#### Requirement 1
Answer these questions about the entanglement feature learning notes:
(a) What values do the binary units take in this version of the RBM?
(b) What happens to an element of the weight matrix that becomes negative?
(c) What can the forgetting rate be used to control?
#### Requirement 2
Proceed with the entanglement feature learning notes, starting after their last line.

#### Text section
--*--

#Entanglement Feature Learning

In [2]:
%run EFL.py

## Restricted Boltzman Machine (RBM)

### RBM Kernel
Differences to standard RBM:
* the binary units takes values $\pm1$ instead of $0,1$.
* **unbiased**, RTN of pure state are not biased, so the only variational parameter is the weight matrix.
* elements in the weight matrixes are **positive** definite, because they correspnd to the logarithmic bond dimension.

Initialization of weight matrix. Wish to:
* reflect the locality.
* ferromagnetic, tune to critical.
* with some randomness.

Energy model ($v_i,h_j=\pm1$):
$$H=-\sum_{i,j}v_iW_{ij}h_{j}.$$
The free energy (given visible spins) is:
$$F[v]=-\ln\sum_{[h]}e^{-H}=-\sum_{j}\ln \left(2\cosh\left(\sum_{i}v_iW_{ij}\right)\right).$$
Local field seen by $h_j$: $\sum_i v_i W_{ij}$, seen by $v_i$: $\sum_{j} W_{ij} h_j$. This alows to relax the RBM to equilibrium by alternating Gibbs sampling.

Cost function:
$$\text{cost}= \Delta F = F[v_\text{init}]-F[v_\text{equi}]$$
Update rule ($\lambda_\text{l}$ learning rate, $\lambda_\text{f}$ forgetting rate):
$$\frac{\mathrm{d}W}{\mathrm{d}t}= (1-\lambda_\text{f})W-\lambda_\text{l}\frac{\partial\Delta F}{\partial W}$$
* If any element in $W$ becomes negative, the element is set to zero.
* Forgetting rate can be used to control the bond dimension.

#### Test by Ideal States
* trivial product state: deep PM, all Ising configuration equal weight.
* random state (maximally thermalized): deep FM, all up or all down.

--*--

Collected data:
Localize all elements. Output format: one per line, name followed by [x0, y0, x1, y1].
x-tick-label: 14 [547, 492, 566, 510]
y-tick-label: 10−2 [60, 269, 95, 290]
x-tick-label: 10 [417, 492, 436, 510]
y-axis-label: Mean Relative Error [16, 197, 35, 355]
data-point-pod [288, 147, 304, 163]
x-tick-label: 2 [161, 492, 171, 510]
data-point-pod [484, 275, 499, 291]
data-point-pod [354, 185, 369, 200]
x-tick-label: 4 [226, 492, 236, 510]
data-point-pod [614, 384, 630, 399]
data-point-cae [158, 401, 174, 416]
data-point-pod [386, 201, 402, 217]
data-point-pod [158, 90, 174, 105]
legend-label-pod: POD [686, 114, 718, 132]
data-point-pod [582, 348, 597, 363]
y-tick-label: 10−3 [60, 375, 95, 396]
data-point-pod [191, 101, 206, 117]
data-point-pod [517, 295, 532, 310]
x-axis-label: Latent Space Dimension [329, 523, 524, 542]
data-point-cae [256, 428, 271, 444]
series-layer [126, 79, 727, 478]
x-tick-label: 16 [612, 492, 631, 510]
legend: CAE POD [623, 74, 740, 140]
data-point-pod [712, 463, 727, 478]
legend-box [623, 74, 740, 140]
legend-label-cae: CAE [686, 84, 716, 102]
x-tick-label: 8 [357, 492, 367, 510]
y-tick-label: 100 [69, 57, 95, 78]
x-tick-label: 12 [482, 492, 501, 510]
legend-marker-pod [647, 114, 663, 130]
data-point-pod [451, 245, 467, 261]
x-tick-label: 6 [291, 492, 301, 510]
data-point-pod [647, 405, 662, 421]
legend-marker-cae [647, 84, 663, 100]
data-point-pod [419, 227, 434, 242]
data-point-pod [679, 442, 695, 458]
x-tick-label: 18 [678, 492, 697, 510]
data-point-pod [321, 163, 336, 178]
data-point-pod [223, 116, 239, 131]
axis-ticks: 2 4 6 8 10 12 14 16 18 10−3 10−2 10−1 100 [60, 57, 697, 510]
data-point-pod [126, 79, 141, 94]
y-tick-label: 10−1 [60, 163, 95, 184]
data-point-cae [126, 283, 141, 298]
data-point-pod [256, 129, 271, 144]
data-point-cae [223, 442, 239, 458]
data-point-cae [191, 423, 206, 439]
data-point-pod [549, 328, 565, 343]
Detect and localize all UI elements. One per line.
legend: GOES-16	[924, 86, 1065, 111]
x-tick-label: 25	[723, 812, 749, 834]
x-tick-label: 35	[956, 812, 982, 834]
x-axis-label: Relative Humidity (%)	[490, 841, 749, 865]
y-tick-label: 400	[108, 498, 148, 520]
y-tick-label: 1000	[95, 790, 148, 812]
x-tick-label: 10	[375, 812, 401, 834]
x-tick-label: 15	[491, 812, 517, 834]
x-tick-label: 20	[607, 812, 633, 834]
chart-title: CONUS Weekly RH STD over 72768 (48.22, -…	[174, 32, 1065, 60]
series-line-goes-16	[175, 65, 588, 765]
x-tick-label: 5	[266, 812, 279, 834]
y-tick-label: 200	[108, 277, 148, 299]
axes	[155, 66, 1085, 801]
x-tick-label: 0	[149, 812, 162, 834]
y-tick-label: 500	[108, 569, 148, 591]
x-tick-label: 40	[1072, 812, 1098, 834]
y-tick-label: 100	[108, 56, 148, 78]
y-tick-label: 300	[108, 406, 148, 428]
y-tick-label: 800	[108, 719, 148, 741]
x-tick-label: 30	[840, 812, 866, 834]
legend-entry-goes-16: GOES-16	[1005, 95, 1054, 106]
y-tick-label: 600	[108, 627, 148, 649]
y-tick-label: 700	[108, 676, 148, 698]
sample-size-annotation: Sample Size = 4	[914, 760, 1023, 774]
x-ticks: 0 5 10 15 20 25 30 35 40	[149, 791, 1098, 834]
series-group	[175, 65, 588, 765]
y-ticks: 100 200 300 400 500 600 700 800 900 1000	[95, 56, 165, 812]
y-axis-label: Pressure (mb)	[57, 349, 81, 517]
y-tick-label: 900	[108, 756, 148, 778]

--*--

#### Written answer 1
(a) They take the values ±1 instead of 0 and 1.
(b) It is set to zero.
(c) It can be used to control the bond dimension.

#### Written answer 2
In [1]:
%run EFL.py
#train_set = numpy.array([[1,1,1,1],[-1,-1,-1,-1]]*200,dtype=float)
#train_set = numpy.array([[1,-1,1,-1],[-1,1,-1,1]]*200,dtype=float)
train_set = numpy.asarray(numpy.random.randint(0,2,(400,4))*2-1,dtype=float)
rbm = RBM(W='random',method='CD')
#lr_table = [0.2,0.3,0.25,0.15,0.1]
#fr_table = [0.05,0.01,0.,0.,0.]
lr_table = [0.5,0.3,0.2,0.15,0.1,0.1,0.1]
fr_table = [0.,0.,0.,0.,0.,0.,0.]

ImportError: No module named 'theano'

NameError: name 'RBM' is not defined

FM, maximally thermal.

In [3]:
for epoch in range(7):
    cost, xent = rbm.train(train_set,
                           learning_rate=lr_table[epoch],
                           forgetting_rate=fr_table[epoch])
    print('Epoch %d: '%epoch, 'cost = %f, xent = %f'%(cost, xent))
rbm.W.get_value()

Epoch 0:  cost = -0.109159, xent = 0.022368
Epoch 1:  cost = -0.074178, xent = 0.010012
Epoch 2:  cost = -0.076009, xent = 0.008760
Epoch 3:  cost = -0.031306, xent = 0.008158
Epoch 4:  cost = -0.047077, xent = 0.007955
Epoch 5:  cost = -0.030862, xent = 0.007696
Epoch 6:  cost = -0.124440, xent = 0.007290


array([[ 1.5620738 ,  1.76418861],
       [ 1.55504711,  1.53255343],
       [ 1.36638278,  1.8026775 ],
       [ 1.54176937,  1.59831983]])

PM, trivial product state.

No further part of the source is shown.